▶ _Required work_
Restate the records in their entirety, word for word.

>> Begin

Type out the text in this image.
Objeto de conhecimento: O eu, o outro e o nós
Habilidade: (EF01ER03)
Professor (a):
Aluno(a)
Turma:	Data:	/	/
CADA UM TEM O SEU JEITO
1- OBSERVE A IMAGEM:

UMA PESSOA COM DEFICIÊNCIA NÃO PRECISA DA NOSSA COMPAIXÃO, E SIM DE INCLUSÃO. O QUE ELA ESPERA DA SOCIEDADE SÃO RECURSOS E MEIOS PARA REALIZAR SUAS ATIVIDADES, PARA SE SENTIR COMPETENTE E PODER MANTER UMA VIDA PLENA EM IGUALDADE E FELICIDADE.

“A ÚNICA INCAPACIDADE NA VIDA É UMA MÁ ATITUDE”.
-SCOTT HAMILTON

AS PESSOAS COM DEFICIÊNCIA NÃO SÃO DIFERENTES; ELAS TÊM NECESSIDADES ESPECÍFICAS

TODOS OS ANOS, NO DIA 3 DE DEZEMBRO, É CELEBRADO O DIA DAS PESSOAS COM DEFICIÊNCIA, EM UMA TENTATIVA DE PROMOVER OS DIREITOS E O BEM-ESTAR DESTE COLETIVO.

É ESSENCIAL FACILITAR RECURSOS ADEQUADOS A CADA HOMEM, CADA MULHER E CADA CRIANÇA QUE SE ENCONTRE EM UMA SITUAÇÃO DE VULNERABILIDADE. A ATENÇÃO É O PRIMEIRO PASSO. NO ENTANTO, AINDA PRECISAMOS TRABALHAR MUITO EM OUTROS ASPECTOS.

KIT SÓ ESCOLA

>> End

▶ _Final answer_
Type out the text in this image.
Objeto de conhecimento: O eu, o outro e o nós
Habilidade: (EF01ER03)
Professor (a):
Aluno(a)
Turma:	Data:	/	/
CADA UM TEM O SEU JEITO
1- OBSERVE A IMAGEM:

UMA PESSOA COM DEFICIÊNCIA NÃO PRECISA DA NOSSA COMPAIXÃO, E SIM DE INCLUSÃO. O QUE ELA ESPERA DA SOCIEDADE SÃO RECURSOS E MEIOS PARA REALIZAR SUAS ATIVIDADES, PARA SE SENTIR COMPETENTE E PODER MANTER UMA VIDA PLENA EM IGUALDADE E FELICIDADE.

“A ÚNICA INCAPACIDADE NA VIDA É UMA MÁ ATITUDE”.
-SCOTT HAMILTON

AS PESSOAS COM DEFICIÊNCIA NÃO SÃO DIFERENTES; ELAS TÊM NECESSIDADES ESPECÍFICAS

TODOS OS ANOS, NO DIA 3 DE DEZEMBRO, É CELEBRADO O DIA DAS PESSOAS COM DEFICIÊNCIA, EM UMA TENTATIVA DE PROMOVER OS DIREITOS E O BEM-ESTAR DESTE COLETIVO.

É ESSENCIAL FACILITAR RECURSOS ADEQUADOS A CADA HOMEM, CADA MULHER E CADA CRIANÇA QUE SE ENCONTRE EM UMA SITUAÇÃO DE VULNERABILIDADE. A ATENÇÃO É O PRIMEIRO PASSO. NO ENTANTO, AINDA PRECISAMOS TRABALHAR MUITO EM OUTROS ASPECTOS.

KIT SÓ ESCOLA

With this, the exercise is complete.